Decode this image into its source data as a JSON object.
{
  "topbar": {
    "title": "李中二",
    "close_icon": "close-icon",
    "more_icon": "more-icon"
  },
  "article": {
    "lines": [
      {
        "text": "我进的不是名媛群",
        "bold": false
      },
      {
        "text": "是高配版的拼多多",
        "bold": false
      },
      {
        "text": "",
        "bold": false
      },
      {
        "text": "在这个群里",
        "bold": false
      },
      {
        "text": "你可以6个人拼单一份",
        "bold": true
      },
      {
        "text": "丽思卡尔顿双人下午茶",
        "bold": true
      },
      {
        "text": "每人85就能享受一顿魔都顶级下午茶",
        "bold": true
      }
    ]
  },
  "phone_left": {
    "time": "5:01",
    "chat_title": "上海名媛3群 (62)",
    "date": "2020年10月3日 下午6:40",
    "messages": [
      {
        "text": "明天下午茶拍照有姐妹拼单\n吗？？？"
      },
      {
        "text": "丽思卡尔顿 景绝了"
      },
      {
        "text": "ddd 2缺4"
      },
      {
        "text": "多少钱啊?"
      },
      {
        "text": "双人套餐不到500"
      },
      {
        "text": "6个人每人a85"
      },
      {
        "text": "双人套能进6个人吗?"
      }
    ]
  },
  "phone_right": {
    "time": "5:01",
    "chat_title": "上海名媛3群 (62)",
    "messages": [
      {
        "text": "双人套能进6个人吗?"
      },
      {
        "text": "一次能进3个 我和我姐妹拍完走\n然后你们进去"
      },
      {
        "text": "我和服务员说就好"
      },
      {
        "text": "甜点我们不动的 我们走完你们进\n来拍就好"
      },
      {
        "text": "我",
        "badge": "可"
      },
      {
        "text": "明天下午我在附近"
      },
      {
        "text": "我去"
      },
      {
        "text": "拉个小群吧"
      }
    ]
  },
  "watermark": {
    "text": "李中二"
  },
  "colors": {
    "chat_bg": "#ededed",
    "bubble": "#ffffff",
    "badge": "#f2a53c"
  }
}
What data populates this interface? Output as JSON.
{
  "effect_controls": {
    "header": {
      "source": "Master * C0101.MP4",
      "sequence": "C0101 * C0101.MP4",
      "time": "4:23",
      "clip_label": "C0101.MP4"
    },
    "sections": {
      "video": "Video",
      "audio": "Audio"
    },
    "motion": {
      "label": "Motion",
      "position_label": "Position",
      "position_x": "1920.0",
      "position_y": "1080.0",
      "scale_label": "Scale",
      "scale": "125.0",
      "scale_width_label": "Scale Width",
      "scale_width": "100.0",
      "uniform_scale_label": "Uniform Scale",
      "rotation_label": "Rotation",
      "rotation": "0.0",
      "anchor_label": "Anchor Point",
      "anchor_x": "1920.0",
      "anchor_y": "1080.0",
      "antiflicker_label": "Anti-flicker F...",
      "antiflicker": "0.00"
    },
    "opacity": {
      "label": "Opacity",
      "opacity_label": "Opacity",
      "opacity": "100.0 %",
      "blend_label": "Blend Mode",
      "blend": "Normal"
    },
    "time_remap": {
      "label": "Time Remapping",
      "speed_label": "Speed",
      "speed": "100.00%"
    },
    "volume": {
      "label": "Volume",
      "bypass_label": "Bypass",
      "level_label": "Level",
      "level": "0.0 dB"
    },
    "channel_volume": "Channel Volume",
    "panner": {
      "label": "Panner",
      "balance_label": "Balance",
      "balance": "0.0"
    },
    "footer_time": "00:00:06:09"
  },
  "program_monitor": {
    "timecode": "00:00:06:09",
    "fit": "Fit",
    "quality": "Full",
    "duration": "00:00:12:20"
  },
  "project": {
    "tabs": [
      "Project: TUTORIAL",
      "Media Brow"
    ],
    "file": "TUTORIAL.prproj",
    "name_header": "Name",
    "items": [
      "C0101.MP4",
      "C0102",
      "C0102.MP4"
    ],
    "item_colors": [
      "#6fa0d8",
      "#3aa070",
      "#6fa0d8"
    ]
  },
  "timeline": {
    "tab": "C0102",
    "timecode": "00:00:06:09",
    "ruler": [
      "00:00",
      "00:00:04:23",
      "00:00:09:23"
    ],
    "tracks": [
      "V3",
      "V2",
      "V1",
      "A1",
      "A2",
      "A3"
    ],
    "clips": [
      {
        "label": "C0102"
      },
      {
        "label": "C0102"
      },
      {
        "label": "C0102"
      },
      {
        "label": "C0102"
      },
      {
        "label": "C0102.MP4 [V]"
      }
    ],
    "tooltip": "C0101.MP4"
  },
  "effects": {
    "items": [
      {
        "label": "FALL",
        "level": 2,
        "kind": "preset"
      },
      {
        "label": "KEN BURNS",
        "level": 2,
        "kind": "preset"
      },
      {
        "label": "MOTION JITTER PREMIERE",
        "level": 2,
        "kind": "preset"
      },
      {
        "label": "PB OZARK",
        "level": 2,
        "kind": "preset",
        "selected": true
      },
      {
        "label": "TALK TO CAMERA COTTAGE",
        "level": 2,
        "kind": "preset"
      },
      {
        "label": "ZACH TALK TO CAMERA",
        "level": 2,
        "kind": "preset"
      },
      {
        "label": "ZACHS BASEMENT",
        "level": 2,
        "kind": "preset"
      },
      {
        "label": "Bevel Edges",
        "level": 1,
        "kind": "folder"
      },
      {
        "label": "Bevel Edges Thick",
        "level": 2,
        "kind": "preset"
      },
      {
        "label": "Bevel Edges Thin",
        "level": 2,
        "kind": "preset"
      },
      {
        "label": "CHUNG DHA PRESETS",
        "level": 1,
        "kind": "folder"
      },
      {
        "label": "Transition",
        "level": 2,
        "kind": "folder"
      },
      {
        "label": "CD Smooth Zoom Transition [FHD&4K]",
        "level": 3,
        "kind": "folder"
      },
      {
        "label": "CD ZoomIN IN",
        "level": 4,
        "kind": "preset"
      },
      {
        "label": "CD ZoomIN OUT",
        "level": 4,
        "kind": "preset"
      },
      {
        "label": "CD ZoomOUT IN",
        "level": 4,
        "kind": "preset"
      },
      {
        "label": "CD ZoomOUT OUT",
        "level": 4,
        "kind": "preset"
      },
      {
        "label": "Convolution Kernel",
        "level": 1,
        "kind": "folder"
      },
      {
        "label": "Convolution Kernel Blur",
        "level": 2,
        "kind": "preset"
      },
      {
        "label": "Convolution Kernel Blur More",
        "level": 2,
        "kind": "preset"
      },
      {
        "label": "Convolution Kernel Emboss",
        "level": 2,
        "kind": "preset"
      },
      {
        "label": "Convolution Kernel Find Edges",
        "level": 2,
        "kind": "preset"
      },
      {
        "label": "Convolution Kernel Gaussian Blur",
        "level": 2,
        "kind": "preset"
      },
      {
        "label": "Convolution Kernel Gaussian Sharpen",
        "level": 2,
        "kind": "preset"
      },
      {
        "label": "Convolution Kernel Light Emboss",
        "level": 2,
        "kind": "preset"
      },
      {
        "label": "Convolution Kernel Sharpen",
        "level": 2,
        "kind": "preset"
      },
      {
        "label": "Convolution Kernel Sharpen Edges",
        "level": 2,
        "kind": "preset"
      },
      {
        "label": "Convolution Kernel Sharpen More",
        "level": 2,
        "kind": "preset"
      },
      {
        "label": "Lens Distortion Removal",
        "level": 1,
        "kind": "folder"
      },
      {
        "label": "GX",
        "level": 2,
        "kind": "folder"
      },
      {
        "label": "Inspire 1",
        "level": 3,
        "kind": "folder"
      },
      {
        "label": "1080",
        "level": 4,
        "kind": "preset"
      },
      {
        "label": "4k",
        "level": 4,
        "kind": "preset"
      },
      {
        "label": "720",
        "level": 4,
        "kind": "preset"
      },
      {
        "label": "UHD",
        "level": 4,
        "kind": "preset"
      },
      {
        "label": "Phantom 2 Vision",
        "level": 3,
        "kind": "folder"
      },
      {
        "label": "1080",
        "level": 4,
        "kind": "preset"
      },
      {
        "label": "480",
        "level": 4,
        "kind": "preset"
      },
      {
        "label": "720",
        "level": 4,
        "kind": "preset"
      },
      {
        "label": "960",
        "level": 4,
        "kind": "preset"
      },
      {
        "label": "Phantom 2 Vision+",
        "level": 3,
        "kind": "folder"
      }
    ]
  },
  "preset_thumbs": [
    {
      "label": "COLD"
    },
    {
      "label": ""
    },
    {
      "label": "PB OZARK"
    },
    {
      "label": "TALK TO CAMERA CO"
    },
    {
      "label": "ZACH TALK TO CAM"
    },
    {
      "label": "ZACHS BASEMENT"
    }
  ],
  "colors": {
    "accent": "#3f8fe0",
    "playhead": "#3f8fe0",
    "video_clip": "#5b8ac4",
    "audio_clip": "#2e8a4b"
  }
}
++++++++++++++++++++
## Your task
Lines containing the word "data" must all be returned from the material above.

## Response to this exercise
Decode this image into its source data as a JSON object.
What data populates this interface? Output as JSON.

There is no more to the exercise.